DIRECTIONS ::
Spot each line in the records below where the word "соотечественников" occurs, then copy it.

MATERIAL TO PROCESS ::

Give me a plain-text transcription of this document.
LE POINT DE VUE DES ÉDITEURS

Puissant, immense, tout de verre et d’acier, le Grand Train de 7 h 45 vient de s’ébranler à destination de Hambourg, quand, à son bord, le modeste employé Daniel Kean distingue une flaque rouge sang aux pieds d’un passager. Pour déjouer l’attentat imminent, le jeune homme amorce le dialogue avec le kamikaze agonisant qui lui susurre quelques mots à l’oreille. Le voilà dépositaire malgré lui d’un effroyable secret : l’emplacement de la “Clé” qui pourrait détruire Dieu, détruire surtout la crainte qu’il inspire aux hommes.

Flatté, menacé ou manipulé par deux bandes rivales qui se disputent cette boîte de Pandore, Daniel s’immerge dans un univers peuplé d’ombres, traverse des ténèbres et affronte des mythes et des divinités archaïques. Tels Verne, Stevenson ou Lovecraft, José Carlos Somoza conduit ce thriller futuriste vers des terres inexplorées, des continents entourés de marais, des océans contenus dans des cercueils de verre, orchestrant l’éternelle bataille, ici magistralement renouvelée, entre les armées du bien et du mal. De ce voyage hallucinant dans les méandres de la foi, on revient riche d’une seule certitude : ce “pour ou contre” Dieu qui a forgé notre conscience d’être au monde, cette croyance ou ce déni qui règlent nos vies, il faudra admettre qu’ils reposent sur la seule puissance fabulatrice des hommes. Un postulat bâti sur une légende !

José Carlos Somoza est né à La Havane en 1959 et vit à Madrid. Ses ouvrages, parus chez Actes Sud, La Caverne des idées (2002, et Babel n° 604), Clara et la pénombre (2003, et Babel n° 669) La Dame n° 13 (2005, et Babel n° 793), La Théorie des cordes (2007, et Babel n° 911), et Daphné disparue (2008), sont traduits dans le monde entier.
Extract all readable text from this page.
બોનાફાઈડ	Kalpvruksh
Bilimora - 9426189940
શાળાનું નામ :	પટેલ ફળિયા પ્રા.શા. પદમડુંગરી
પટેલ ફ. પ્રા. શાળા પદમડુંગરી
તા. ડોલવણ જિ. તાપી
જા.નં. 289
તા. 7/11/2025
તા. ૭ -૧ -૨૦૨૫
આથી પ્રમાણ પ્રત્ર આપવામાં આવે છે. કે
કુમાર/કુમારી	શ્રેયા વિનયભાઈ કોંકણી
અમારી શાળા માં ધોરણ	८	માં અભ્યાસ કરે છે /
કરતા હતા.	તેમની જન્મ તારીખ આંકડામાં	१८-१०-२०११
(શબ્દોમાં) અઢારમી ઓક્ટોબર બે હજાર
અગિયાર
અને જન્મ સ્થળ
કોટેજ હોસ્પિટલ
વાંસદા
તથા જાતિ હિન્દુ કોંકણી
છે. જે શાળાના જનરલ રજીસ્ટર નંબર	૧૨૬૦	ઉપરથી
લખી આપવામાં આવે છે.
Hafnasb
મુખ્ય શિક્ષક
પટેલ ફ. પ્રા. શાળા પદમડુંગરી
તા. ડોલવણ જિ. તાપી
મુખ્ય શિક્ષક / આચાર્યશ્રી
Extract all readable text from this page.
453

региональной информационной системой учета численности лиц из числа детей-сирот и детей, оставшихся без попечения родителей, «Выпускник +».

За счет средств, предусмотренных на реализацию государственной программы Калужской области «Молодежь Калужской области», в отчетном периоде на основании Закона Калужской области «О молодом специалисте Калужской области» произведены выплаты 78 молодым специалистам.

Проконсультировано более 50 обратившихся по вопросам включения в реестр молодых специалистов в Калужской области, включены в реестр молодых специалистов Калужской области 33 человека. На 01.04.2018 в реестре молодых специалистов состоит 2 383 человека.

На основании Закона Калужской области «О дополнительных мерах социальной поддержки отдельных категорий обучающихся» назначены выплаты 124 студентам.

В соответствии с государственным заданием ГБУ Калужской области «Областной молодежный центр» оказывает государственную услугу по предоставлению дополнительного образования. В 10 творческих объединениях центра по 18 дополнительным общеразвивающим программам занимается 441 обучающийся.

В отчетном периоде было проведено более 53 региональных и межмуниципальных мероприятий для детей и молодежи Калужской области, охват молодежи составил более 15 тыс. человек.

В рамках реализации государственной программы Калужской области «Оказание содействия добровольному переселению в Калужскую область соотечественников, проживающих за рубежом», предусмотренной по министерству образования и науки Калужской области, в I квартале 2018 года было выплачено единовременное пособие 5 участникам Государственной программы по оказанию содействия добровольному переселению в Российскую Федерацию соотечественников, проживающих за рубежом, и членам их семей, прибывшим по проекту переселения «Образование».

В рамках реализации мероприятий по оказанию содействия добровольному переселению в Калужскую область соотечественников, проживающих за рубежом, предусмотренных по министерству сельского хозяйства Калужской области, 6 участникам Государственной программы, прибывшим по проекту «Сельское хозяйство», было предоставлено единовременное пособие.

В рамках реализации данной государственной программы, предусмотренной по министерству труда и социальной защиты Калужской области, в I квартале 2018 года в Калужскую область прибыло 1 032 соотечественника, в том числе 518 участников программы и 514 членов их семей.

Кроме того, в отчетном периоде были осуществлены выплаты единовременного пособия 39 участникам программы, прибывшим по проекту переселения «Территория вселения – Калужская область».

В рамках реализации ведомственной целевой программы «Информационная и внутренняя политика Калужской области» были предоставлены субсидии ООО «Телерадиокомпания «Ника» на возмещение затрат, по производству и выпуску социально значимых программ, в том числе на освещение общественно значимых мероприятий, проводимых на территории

EXERCISE ANSWER ::
В рамках реализации государственной программы Калужской области «Оказание содействия добровольному переселению в Калужскую область соотечественников, проживающих за рубежом», предусмотренной по министерству образования и науки Калужской области, в I квартале 2018 года было выплачено единовременное пособие 5 участникам Государственной программы по оказанию содействия добровольному переселению в Российскую Федерацию соотечественников, проживающих за рубежом, и членам их семей, прибывшим по проекту переселения «Образование».
В рамках реализации мероприятий по оказанию содействия добровольному переселению в Калужскую область соотечественников, проживающих за рубежом, предусмотренных по министерству сельского хозяйства Калужской области, 6 участникам Государственной программы, прибывшим по проекту «Сельское хозяйство», было предоставлено единовременное пособие.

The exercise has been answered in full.